▶ _EXERCISE INSTRUCTIONS_: The records below are to be repeated in full, exactly as they are.

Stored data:
============
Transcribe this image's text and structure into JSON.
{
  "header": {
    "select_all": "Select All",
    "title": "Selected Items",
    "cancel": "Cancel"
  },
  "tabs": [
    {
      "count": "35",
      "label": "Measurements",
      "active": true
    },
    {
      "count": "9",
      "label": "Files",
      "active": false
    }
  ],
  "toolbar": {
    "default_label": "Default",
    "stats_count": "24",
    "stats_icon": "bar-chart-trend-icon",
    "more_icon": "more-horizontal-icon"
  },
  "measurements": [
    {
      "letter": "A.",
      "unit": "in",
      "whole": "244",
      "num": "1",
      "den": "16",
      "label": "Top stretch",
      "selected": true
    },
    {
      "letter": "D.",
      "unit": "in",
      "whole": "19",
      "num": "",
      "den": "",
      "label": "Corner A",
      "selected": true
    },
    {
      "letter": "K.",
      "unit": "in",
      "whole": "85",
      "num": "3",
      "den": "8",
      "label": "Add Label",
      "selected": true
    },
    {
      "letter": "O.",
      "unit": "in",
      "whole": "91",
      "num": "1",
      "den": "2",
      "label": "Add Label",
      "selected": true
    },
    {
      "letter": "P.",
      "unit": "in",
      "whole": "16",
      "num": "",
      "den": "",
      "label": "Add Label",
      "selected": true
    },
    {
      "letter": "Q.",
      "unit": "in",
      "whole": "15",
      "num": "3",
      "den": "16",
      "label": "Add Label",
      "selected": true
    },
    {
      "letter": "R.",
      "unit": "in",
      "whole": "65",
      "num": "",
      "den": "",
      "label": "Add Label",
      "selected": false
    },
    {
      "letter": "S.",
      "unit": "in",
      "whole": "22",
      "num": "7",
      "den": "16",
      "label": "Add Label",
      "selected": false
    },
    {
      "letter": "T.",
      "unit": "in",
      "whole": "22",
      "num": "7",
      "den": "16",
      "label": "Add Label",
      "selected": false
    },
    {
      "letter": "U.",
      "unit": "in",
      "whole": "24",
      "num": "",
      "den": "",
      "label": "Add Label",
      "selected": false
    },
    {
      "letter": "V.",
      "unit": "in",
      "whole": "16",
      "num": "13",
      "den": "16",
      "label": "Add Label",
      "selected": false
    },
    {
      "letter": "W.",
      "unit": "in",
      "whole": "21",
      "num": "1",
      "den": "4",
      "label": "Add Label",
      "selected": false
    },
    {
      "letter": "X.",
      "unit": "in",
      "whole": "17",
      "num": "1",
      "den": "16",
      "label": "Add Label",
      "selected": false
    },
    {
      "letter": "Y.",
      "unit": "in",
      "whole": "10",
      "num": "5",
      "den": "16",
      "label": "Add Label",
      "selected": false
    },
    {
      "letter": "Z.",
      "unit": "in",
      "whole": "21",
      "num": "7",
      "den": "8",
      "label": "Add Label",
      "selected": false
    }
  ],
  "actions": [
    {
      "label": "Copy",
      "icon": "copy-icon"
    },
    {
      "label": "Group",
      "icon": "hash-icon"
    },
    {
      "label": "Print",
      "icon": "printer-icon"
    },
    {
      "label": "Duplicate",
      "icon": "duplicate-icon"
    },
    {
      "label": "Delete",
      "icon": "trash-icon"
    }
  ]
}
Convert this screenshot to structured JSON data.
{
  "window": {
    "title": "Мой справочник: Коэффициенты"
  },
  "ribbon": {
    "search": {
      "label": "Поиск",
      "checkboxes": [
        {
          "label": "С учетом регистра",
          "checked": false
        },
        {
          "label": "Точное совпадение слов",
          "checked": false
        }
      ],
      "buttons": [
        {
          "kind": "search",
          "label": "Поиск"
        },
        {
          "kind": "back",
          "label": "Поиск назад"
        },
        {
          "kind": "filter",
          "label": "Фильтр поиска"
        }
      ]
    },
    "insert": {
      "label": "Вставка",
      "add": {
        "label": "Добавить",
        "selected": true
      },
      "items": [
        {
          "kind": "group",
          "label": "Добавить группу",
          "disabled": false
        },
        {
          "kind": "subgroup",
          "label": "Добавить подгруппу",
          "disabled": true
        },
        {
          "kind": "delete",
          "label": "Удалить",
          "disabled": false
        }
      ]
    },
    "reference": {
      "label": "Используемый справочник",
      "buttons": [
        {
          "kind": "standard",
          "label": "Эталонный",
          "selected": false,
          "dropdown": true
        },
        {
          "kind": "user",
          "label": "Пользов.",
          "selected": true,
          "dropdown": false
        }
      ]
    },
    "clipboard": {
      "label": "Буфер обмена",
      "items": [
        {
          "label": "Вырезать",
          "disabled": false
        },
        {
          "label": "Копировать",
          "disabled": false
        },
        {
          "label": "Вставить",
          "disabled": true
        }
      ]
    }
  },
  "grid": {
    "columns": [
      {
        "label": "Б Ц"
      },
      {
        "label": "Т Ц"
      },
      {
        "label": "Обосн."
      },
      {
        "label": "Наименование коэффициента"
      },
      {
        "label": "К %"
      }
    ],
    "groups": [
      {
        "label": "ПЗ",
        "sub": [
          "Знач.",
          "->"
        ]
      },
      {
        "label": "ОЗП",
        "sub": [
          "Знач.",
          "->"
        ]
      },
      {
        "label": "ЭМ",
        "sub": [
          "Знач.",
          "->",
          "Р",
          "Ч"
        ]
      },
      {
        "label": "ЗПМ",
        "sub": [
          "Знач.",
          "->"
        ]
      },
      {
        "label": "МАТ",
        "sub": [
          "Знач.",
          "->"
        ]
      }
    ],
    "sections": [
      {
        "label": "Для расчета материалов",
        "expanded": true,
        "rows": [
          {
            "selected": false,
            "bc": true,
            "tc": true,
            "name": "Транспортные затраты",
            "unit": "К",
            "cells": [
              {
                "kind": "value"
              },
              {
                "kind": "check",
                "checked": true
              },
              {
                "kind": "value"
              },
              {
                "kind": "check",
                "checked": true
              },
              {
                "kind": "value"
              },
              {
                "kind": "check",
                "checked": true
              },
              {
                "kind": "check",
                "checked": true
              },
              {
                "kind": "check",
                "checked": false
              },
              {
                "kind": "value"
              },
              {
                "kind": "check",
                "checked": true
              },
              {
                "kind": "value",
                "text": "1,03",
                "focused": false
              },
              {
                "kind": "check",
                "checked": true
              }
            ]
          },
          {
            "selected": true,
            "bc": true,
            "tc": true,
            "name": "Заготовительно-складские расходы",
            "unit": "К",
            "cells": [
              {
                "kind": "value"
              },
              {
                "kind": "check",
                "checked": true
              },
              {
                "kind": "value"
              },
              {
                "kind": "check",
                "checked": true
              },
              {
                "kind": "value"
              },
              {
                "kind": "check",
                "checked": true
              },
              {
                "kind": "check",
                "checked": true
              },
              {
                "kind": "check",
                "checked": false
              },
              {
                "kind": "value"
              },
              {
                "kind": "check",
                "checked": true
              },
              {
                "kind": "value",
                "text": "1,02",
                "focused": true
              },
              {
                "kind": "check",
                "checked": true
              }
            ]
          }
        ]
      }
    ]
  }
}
============
▶ _RESULT OF THE EXERCISE_:
Transcribe this image's text and structure into JSON.
{
  "header": {
    "select_all": "Select All",
    "title": "Selected Items",
    "cancel": "Cancel"
  },
  "tabs": [
    {
      "count": "35",
      "label": "Measurements",
      "active": true
    },
    {
      "count": "9",
      "label": "Files",
      "active": false
    }
  ],
  "toolbar": {
    "default_label": "Default",
    "stats_count": "24",
    "stats_icon": "bar-chart-trend-icon",
    "more_icon": "more-horizontal-icon"
  },
  "measurements": [
    {
      "letter": "A.",
      "unit": "in",
      "whole": "244",
      "num": "1",
      "den": "16",
      "label": "Top stretch",
      "selected": true
    },
    {
      "letter": "D.",
      "unit": "in",
      "whole": "19",
      "num": "",
      "den": "",
      "label": "Corner A",
      "selected": true
    },
    {
      "letter": "K.",
      "unit": "in",
      "whole": "85",
      "num": "3",
      "den": "8",
      "label": "Add Label",
      "selected": true
    },
    {
      "letter": "O.",
      "unit": "in",
      "whole": "91",
      "num": "1",
      "den": "2",
      "label": "Add Label",
      "selected": true
    },
    {
      "letter": "P.",
      "unit": "in",
      "whole": "16",
      "num": "",
      "den": "",
      "label": "Add Label",
      "selected": true
    },
    {
      "letter": "Q.",
      "unit": "in",
      "whole": "15",
      "num": "3",
      "den": "16",
      "label": "Add Label",
      "selected": true
    },
    {
      "letter": "R.",
      "unit": "in",
      "whole": "65",
      "num": "",
      "den": "",
      "label": "Add Label",
      "selected": false
    },
    {
      "letter": "S.",
      "unit": "in",
      "whole": "22",
      "num": "7",
      "den": "16",
      "label": "Add Label",
      "selected": false
    },
    {
      "letter": "T.",
      "unit": "in",
      "whole": "22",
      "num": "7",
      "den": "16",
      "label": "Add Label",
      "selected": false
    },
    {
      "letter": "U.",
      "unit": "in",
      "whole": "24",
      "num": "",
      "den": "",
      "label": "Add Label",
      "selected": false
    },
    {
      "letter": "V.",
      "unit": "in",
      "whole": "16",
      "num": "13",
      "den": "16",
      "label": "Add Label",
      "selected": false
    },
    {
      "letter": "W.",
      "unit": "in",
      "whole": "21",
      "num": "1",
      "den": "4",
      "label": "Add Label",
      "selected": false
    },
    {
      "letter": "X.",
      "unit": "in",
      "whole": "17",
      "num": "1",
      "den": "16",
      "label": "Add Label",
      "selected": false
    },
    {
      "letter": "Y.",
      "unit": "in",
      "whole": "10",
      "num": "5",
      "den": "16",
      "label": "Add Label",
      "selected": false
    },
    {
      "letter": "Z.",
      "unit": "in",
      "whole": "21",
      "num": "7",
      "den": "8",
      "label": "Add Label",
      "selected": false
    }
  ],
  "actions": [
    {
      "label": "Copy",
      "icon": "copy-icon"
    },
    {
      "label": "Group",
      "icon": "hash-icon"
    },
    {
      "label": "Print",
      "icon": "printer-icon"
    },
    {
      "label": "Duplicate",
      "icon": "duplicate-icon"
    },
    {
      "label": "Delete",
      "icon": "trash-icon"
    }
  ]
}
Convert this screenshot to structured JSON data.
{
  "window": {
    "title": "Мой справочник: Коэффициенты"
  },
  "ribbon": {
    "search": {
      "label": "Поиск",
      "checkboxes": [
        {
          "label": "С учетом регистра",
          "checked": false
        },
        {
          "label": "Точное совпадение слов",
          "checked": false
        }
      ],
      "buttons": [
        {
          "kind": "search",
          "label": "Поиск"
        },
        {
          "kind": "back",
          "label": "Поиск назад"
        },
        {
          "kind": "filter",
          "label": "Фильтр поиска"
        }
      ]
    },
    "insert": {
      "label": "Вставка",
      "add": {
        "label": "Добавить",
        "selected": true
      },
      "items": [
        {
          "kind": "group",
          "label": "Добавить группу",
          "disabled": false
        },
        {
          "kind": "subgroup",
          "label": "Добавить подгруппу",
          "disabled": true
        },
        {
          "kind": "delete",
          "label": "Удалить",
          "disabled": false
        }
      ]
    },
    "reference": {
      "label": "Используемый справочник",
      "buttons": [
        {
          "kind": "standard",
          "label": "Эталонный",
          "selected": false,
          "dropdown": true
        },
        {
          "kind": "user",
          "label": "Пользов.",
          "selected": true,
          "dropdown": false
        }
      ]
    },
    "clipboard": {
      "label": "Буфер обмена",
      "items": [
        {
          "label": "Вырезать",
          "disabled": false
        },
        {
          "label": "Копировать",
          "disabled": false
        },
        {
          "label": "Вставить",
          "disabled": true
        }
      ]
    }
  },
  "grid": {
    "columns": [
      {
        "label": "Б Ц"
      },
      {
        "label": "Т Ц"
      },
      {
        "label": "Обосн."
      },
      {
        "label": "Наименование коэффициента"
      },
      {
        "label": "К %"
      }
    ],
    "groups": [
      {
        "label": "ПЗ",
        "sub": [
          "Знач.",
          "->"
        ]
      },
      {
        "label": "ОЗП",
        "sub": [
          "Знач.",
          "->"
        ]
      },
      {
        "label": "ЭМ",
        "sub": [
          "Знач.",
          "->",
          "Р",
          "Ч"
        ]
      },
      {
        "label": "ЗПМ",
        "sub": [
          "Знач.",
          "->"
        ]
      },
      {
        "label": "МАТ",
        "sub": [
          "Знач.",
          "->"
        ]
      }
    ],
    "sections": [
      {
        "label": "Для расчета материалов",
        "expanded": true,
        "rows": [
          {
            "selected": false,
            "bc": true,
            "tc": true,
            "name": "Транспортные затраты",
            "unit": "К",
            "cells": [
              {
                "kind": "value"
              },
              {
                "kind": "check",
                "checked": true
              },
              {
                "kind": "value"
              },
              {
                "kind": "check",
                "checked": true
              },
              {
                "kind": "value"
              },
              {
                "kind": "check",
                "checked": true
              },
              {
                "kind": "check",
                "checked": true
              },
              {
                "kind": "check",
                "checked": false
              },
              {
                "kind": "value"
              },
              {
                "kind": "check",
                "checked": true
              },
              {
                "kind": "value",
                "text": "1,03",
                "focused": false
              },
              {
                "kind": "check",
                "checked": true
              }
            ]
          },
          {
            "selected": true,
            "bc": true,
            "tc": true,
            "name": "Заготовительно-складские расходы",
            "unit": "К",
            "cells": [
              {
                "kind": "value"
              },
              {
                "kind": "check",
                "checked": true
              },
              {
                "kind": "value"
              },
              {
                "kind": "check",
                "checked": true
              },
              {
                "kind": "value"
              },
              {
                "kind": "check",
                "checked": true
              },
              {
                "kind": "check",
                "checked": true
              },
              {
                "kind": "check",
                "checked": false
              },
              {
                "kind": "value"
              },
              {
                "kind": "check",
                "checked": true
              },
              {
                "kind": "value",
                "text": "1,02",
                "focused": true
              },
              {
                "kind": "check",
                "checked": true
              }
            ]
          }
        ]
      }
    ]
  }
}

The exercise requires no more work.